Task details: Only the number is wanted: count the lines in the data with "vous" in them.

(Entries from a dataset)
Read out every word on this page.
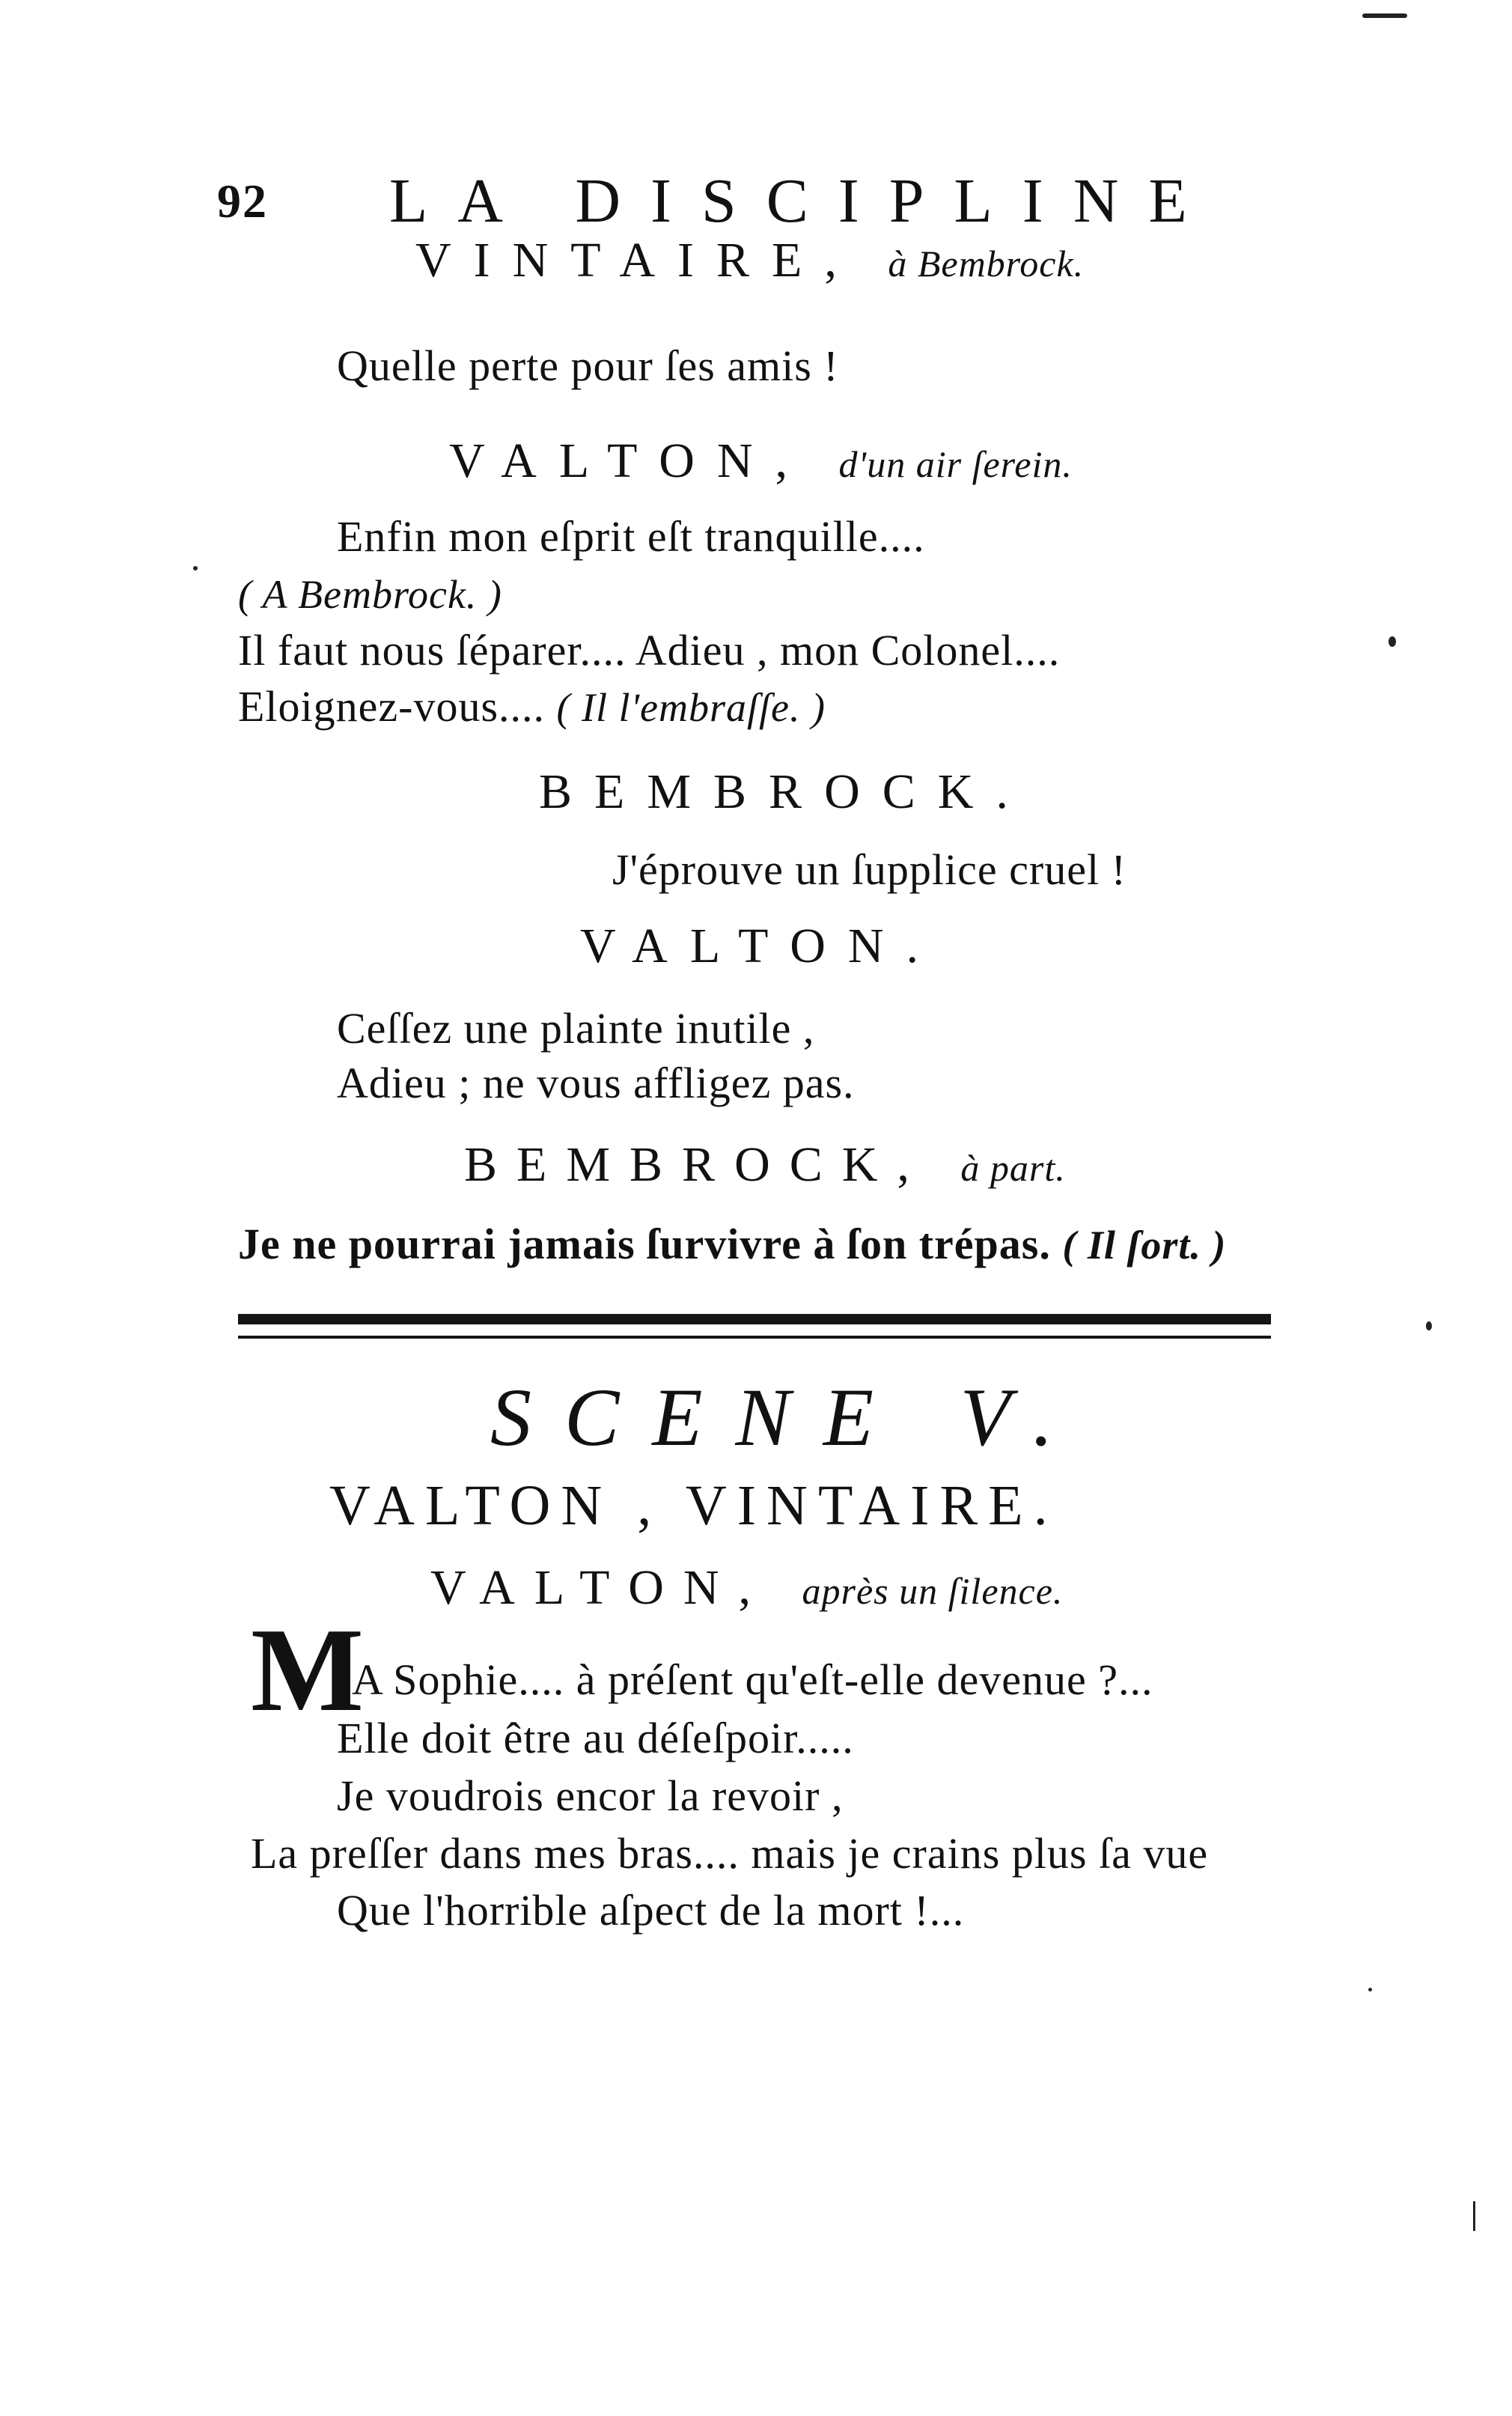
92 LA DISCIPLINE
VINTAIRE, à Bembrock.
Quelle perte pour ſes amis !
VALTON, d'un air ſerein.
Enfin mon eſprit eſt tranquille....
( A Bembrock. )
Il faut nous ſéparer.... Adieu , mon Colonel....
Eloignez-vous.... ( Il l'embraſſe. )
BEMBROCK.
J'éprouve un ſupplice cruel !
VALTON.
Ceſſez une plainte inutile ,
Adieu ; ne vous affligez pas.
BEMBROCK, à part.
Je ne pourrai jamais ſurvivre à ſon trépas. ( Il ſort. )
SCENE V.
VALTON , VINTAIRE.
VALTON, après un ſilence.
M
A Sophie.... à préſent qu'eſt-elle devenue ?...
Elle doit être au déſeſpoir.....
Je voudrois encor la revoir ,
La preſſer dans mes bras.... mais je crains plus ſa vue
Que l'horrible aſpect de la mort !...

Final answer: 2